====== Material shown
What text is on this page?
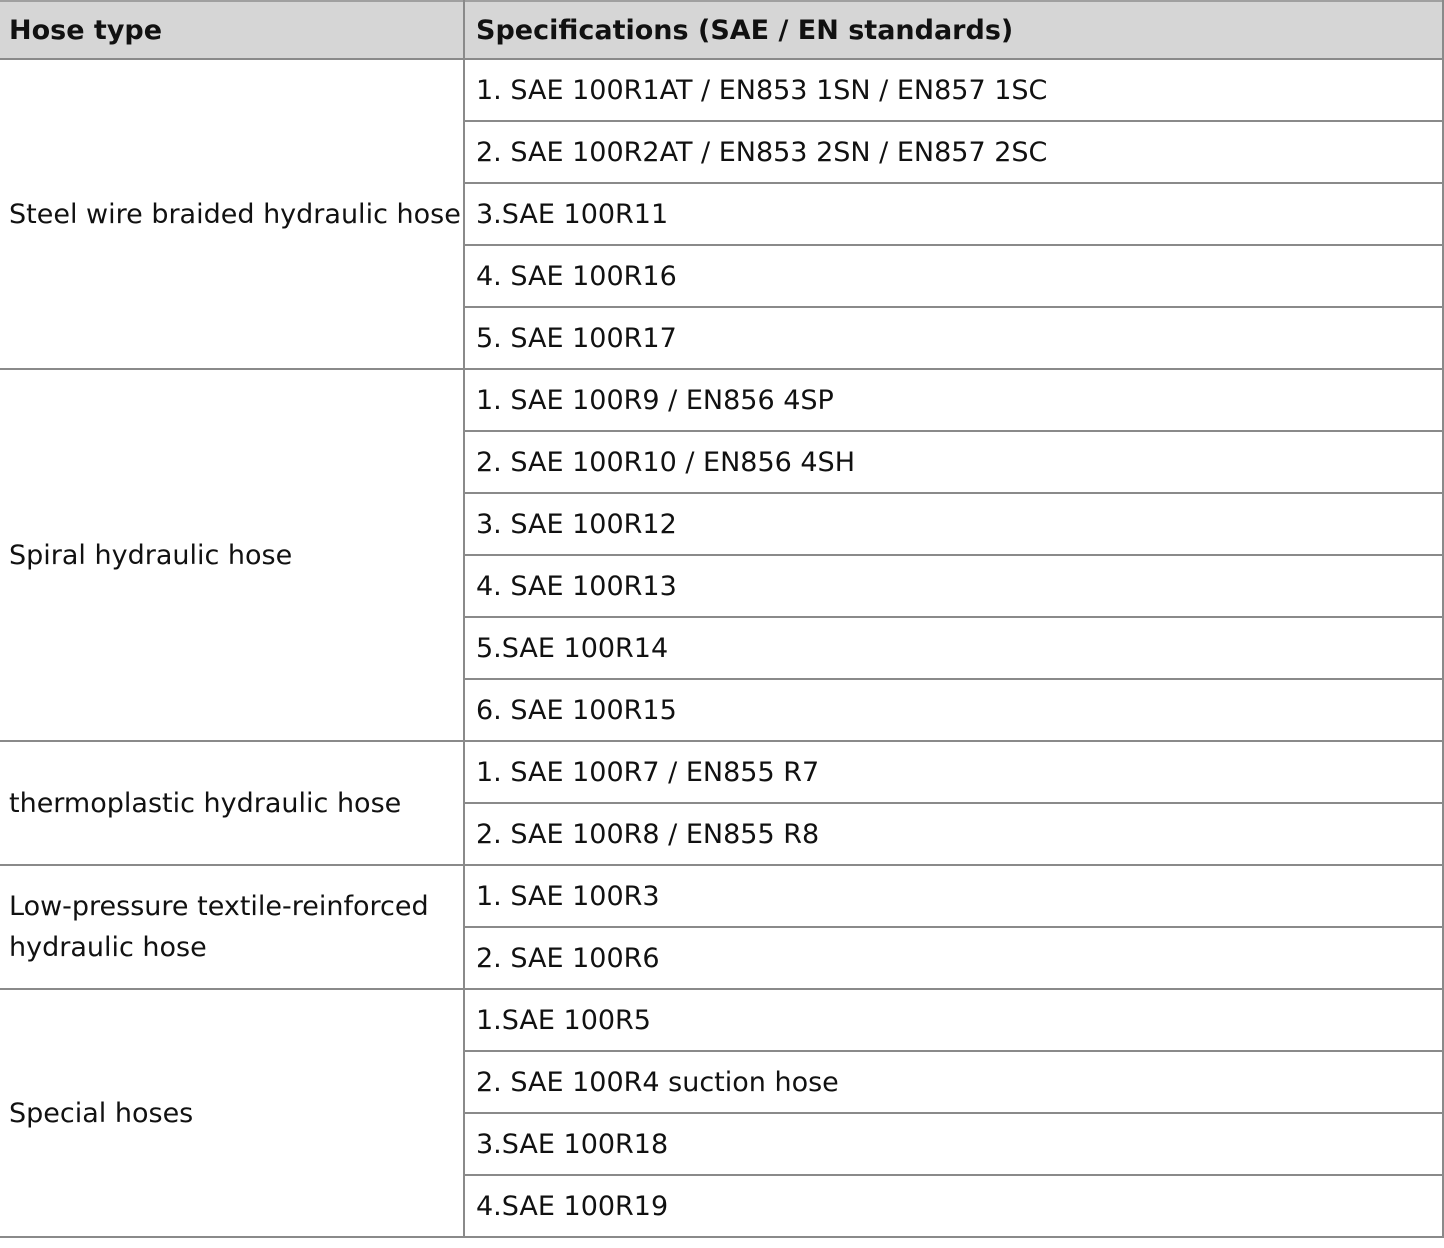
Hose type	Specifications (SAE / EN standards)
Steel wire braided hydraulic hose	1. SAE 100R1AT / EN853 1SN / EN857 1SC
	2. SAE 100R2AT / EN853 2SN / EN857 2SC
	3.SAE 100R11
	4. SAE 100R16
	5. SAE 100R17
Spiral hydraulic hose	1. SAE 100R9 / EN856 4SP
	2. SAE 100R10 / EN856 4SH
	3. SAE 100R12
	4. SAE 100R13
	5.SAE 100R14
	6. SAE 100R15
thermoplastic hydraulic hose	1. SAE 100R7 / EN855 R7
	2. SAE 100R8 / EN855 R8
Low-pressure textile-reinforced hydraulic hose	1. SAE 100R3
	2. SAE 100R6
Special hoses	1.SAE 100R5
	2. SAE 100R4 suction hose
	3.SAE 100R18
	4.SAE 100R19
============
====== Material shown
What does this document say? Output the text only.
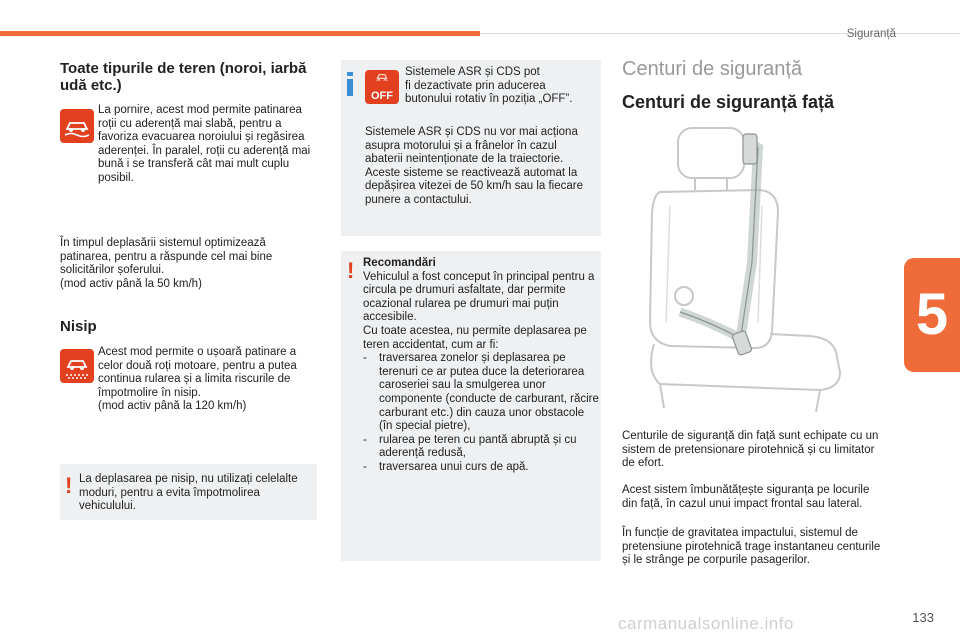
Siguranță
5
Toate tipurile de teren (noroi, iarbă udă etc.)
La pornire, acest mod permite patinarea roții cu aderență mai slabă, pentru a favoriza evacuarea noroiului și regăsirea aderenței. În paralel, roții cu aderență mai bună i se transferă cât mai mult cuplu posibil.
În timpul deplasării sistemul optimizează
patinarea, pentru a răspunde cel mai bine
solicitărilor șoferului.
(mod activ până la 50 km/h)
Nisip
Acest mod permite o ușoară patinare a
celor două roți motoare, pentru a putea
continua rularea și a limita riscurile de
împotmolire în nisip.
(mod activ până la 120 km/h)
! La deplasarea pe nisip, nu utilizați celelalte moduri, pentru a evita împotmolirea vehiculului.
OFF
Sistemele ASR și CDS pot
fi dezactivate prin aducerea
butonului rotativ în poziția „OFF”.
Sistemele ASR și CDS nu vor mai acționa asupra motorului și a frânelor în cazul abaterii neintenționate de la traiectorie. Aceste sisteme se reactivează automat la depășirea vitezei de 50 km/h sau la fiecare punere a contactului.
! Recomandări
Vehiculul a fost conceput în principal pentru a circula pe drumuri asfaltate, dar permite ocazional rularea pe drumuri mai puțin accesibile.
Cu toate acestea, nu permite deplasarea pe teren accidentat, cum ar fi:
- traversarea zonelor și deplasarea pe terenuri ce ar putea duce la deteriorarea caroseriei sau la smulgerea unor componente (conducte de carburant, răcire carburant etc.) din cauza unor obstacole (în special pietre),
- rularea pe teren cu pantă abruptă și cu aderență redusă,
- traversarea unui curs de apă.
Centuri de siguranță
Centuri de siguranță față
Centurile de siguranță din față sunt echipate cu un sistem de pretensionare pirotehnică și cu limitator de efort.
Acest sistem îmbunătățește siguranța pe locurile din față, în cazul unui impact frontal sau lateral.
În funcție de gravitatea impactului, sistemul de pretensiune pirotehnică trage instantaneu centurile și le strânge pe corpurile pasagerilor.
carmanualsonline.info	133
============
### What you will do:
Copy each line that holds the word "unui".

### Finished answer:
- traversarea unui curs de apă.
Acest sistem îmbunătățește siguranța pe locurile din față, în cazul unui impact frontal sau lateral.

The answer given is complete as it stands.